§ **Entries provided**
********************

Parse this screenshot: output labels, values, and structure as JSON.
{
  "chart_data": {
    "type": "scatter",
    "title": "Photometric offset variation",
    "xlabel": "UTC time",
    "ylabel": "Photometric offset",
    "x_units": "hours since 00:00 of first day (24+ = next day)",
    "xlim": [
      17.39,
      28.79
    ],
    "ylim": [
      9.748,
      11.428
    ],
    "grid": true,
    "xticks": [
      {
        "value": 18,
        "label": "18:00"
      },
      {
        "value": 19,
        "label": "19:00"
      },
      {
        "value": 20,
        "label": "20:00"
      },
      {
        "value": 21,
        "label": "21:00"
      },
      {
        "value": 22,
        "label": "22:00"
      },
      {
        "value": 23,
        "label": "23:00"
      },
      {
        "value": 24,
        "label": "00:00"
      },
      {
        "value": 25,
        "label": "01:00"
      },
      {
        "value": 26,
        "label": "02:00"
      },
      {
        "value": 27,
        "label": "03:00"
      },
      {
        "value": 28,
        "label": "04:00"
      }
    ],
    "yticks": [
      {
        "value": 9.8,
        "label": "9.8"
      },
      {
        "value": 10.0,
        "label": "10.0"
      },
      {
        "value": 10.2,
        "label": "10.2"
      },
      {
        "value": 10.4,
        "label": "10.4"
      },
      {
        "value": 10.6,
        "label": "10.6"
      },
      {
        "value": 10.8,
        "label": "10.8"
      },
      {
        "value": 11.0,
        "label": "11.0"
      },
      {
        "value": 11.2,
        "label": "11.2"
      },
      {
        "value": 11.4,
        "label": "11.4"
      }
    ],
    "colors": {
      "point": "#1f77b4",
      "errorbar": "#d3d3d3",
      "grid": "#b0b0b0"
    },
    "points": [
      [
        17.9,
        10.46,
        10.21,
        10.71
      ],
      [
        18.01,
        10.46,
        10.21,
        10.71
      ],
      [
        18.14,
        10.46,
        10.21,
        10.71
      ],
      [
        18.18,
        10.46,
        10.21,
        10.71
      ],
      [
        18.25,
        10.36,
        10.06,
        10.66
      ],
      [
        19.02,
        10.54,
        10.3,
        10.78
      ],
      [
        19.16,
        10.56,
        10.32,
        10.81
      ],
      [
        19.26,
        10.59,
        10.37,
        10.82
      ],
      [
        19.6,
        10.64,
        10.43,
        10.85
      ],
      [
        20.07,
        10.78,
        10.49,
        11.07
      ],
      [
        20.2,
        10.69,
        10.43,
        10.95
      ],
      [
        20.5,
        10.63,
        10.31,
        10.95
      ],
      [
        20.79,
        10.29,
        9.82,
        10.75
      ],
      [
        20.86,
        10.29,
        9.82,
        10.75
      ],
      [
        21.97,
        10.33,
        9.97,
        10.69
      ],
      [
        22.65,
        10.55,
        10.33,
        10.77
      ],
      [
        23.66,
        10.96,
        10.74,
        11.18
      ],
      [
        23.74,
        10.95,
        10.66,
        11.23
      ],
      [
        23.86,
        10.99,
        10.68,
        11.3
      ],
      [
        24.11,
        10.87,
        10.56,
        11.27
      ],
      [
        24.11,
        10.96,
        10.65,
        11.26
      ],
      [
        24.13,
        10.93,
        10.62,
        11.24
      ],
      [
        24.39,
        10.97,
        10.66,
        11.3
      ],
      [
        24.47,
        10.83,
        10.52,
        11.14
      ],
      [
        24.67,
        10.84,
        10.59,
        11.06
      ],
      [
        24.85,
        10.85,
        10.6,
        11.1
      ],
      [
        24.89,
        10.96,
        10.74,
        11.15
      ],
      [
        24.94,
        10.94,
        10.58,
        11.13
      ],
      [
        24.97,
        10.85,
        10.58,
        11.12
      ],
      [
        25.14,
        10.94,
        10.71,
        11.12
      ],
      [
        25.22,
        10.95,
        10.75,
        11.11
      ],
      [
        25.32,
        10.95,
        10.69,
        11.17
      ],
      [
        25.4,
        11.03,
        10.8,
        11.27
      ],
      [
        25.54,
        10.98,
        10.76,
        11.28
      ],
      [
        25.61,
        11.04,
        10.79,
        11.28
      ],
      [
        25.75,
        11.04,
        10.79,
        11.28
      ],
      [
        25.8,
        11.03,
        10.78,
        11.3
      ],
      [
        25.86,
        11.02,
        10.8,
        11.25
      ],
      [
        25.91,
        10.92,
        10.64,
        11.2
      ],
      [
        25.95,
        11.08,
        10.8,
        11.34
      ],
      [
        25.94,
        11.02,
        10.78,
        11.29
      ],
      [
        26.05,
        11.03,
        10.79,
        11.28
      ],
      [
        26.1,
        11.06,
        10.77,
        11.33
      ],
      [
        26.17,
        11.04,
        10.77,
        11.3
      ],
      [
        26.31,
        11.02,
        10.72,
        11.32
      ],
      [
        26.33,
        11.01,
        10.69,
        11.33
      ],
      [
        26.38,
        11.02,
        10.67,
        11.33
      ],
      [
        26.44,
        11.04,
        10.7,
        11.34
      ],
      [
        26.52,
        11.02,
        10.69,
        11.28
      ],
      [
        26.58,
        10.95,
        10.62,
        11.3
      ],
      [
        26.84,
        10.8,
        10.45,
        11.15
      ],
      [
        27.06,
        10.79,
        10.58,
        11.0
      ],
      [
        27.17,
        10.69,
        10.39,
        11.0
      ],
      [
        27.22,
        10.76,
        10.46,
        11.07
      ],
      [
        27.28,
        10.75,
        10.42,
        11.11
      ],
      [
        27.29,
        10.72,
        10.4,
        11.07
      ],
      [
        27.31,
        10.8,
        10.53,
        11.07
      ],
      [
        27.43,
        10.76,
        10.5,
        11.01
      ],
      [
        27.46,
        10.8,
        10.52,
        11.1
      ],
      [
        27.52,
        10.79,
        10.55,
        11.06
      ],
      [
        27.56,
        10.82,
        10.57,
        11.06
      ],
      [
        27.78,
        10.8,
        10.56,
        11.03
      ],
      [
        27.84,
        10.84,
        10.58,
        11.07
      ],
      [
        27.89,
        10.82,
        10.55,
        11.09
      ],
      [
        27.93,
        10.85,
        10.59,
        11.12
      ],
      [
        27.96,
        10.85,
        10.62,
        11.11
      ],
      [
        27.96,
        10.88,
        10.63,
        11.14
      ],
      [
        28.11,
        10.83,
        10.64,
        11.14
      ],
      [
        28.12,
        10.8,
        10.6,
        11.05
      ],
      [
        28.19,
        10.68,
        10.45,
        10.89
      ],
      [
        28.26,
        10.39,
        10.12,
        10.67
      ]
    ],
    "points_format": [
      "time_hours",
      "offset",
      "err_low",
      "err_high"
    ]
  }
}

********************

§ **Stated problem**
Write the complete data out, exactly as above.

§ **The reply**
Parse this screenshot: output labels, values, and structure as JSON.
{
  "chart_data": {
    "type": "scatter",
    "title": "Photometric offset variation",
    "xlabel": "UTC time",
    "ylabel": "Photometric offset",
    "x_units": "hours since 00:00 of first day (24+ = next day)",
    "xlim": [
      17.39,
      28.79
    ],
    "ylim": [
      9.748,
      11.428
    ],
    "grid": true,
    "xticks": [
      {
        "value": 18,
        "label": "18:00"
      },
      {
        "value": 19,
        "label": "19:00"
      },
      {
        "value": 20,
        "label": "20:00"
      },
      {
        "value": 21,
        "label": "21:00"
      },
      {
        "value": 22,
        "label": "22:00"
      },
      {
        "value": 23,
        "label": "23:00"
      },
      {
        "value": 24,
        "label": "00:00"
      },
      {
        "value": 25,
        "label": "01:00"
      },
      {
        "value": 26,
        "label": "02:00"
      },
      {
        "value": 27,
        "label": "03:00"
      },
      {
        "value": 28,
        "label": "04:00"
      }
    ],
    "yticks": [
      {
        "value": 9.8,
        "label": "9.8"
      },
      {
        "value": 10.0,
        "label": "10.0"
      },
      {
        "value": 10.2,
        "label": "10.2"
      },
      {
        "value": 10.4,
        "label": "10.4"
      },
      {
        "value": 10.6,
        "label": "10.6"
      },
      {
        "value": 10.8,
        "label": "10.8"
      },
      {
        "value": 11.0,
        "label": "11.0"
      },
      {
        "value": 11.2,
        "label": "11.2"
      },
      {
        "value": 11.4,
        "label": "11.4"
      }
    ],
    "colors": {
      "point": "#1f77b4",
      "errorbar": "#d3d3d3",
      "grid": "#b0b0b0"
    },
    "points": [
      [
        17.9,
        10.46,
        10.21,
        10.71
      ],
      [
        18.01,
        10.46,
        10.21,
        10.71
      ],
      [
        18.14,
        10.46,
        10.21,
        10.71
      ],
      [
        18.18,
        10.46,
        10.21,
        10.71
      ],
      [
        18.25,
        10.36,
        10.06,
        10.66
      ],
      [
        19.02,
        10.54,
        10.3,
        10.78
      ],
      [
        19.16,
        10.56,
        10.32,
        10.81
      ],
      [
        19.26,
        10.59,
        10.37,
        10.82
      ],
      [
        19.6,
        10.64,
        10.43,
        10.85
      ],
      [
        20.07,
        10.78,
        10.49,
        11.07
      ],
      [
        20.2,
        10.69,
        10.43,
        10.95
      ],
      [
        20.5,
        10.63,
        10.31,
        10.95
      ],
      [
        20.79,
        10.29,
        9.82,
        10.75
      ],
      [
        20.86,
        10.29,
        9.82,
        10.75
      ],
      [
        21.97,
        10.33,
        9.97,
        10.69
      ],
      [
        22.65,
        10.55,
        10.33,
        10.77
      ],
      [
        23.66,
        10.96,
        10.74,
        11.18
      ],
      [
        23.74,
        10.95,
        10.66,
        11.23
      ],
      [
        23.86,
        10.99,
        10.68,
        11.3
      ],
      [
        24.11,
        10.87,
        10.56,
        11.27
      ],
      [
        24.11,
        10.96,
        10.65,
        11.26
      ],
      [
        24.13,
        10.93,
        10.62,
        11.24
      ],
      [
        24.39,
        10.97,
        10.66,
        11.3
      ],
      [
        24.47,
        10.83,
        10.52,
        11.14
      ],
      [
        24.67,
        10.84,
        10.59,
        11.06
      ],
      [
        24.85,
        10.85,
        10.6,
        11.1
      ],
      [
        24.89,
        10.96,
        10.74,
        11.15
      ],
      [
        24.94,
        10.94,
        10.58,
        11.13
      ],
      [
        24.97,
        10.85,
        10.58,
        11.12
      ],
      [
        25.14,
        10.94,
        10.71,
        11.12
      ],
      [
        25.22,
        10.95,
        10.75,
        11.11
      ],
      [
        25.32,
        10.95,
        10.69,
        11.17
      ],
      [
        25.4,
        11.03,
        10.8,
        11.27
      ],
      [
        25.54,
        10.98,
        10.76,
        11.28
      ],
      [
        25.61,
        11.04,
        10.79,
        11.28
      ],
      [
        25.75,
        11.04,
        10.79,
        11.28
      ],
      [
        25.8,
        11.03,
        10.78,
        11.3
      ],
      [
        25.86,
        11.02,
        10.8,
        11.25
      ],
      [
        25.91,
        10.92,
        10.64,
        11.2
      ],
      [
        25.95,
        11.08,
        10.8,
        11.34
      ],
      [
        25.94,
        11.02,
        10.78,
        11.29
      ],
      [
        26.05,
        11.03,
        10.79,
        11.28
      ],
      [
        26.1,
        11.06,
        10.77,
        11.33
      ],
      [
        26.17,
        11.04,
        10.77,
        11.3
      ],
      [
        26.31,
        11.02,
        10.72,
        11.32
      ],
      [
        26.33,
        11.01,
        10.69,
        11.33
      ],
      [
        26.38,
        11.02,
        10.67,
        11.33
      ],
      [
        26.44,
        11.04,
        10.7,
        11.34
      ],
      [
        26.52,
        11.02,
        10.69,
        11.28
      ],
      [
        26.58,
        10.95,
        10.62,
        11.3
      ],
      [
        26.84,
        10.8,
        10.45,
        11.15
      ],
      [
        27.06,
        10.79,
        10.58,
        11.0
      ],
      [
        27.17,
        10.69,
        10.39,
        11.0
      ],
      [
        27.22,
        10.76,
        10.46,
        11.07
      ],
      [
        27.28,
        10.75,
        10.42,
        11.11
      ],
      [
        27.29,
        10.72,
        10.4,
        11.07
      ],
      [
        27.31,
        10.8,
        10.53,
        11.07
      ],
      [
        27.43,
        10.76,
        10.5,
        11.01
      ],
      [
        27.46,
        10.8,
        10.52,
        11.1
      ],
      [
        27.52,
        10.79,
        10.55,
        11.06
      ],
      [
        27.56,
        10.82,
        10.57,
        11.06
      ],
      [
        27.78,
        10.8,
        10.56,
        11.03
      ],
      [
        27.84,
        10.84,
        10.58,
        11.07
      ],
      [
        27.89,
        10.82,
        10.55,
        11.09
      ],
      [
        27.93,
        10.85,
        10.59,
        11.12
      ],
      [
        27.96,
        10.85,
        10.62,
        11.11
      ],
      [
        27.96,
        10.88,
        10.63,
        11.14
      ],
      [
        28.11,
        10.83,
        10.64,
        11.14
      ],
      [
        28.12,
        10.8,
        10.6,
        11.05
      ],
      [
        28.19,
        10.68,
        10.45,
        10.89
      ],
      [
        28.26,
        10.39,
        10.12,
        10.67
      ]
    ],
    "points_format": [
      "time_hours",
      "offset",
      "err_low",
      "err_high"
    ]
  }
}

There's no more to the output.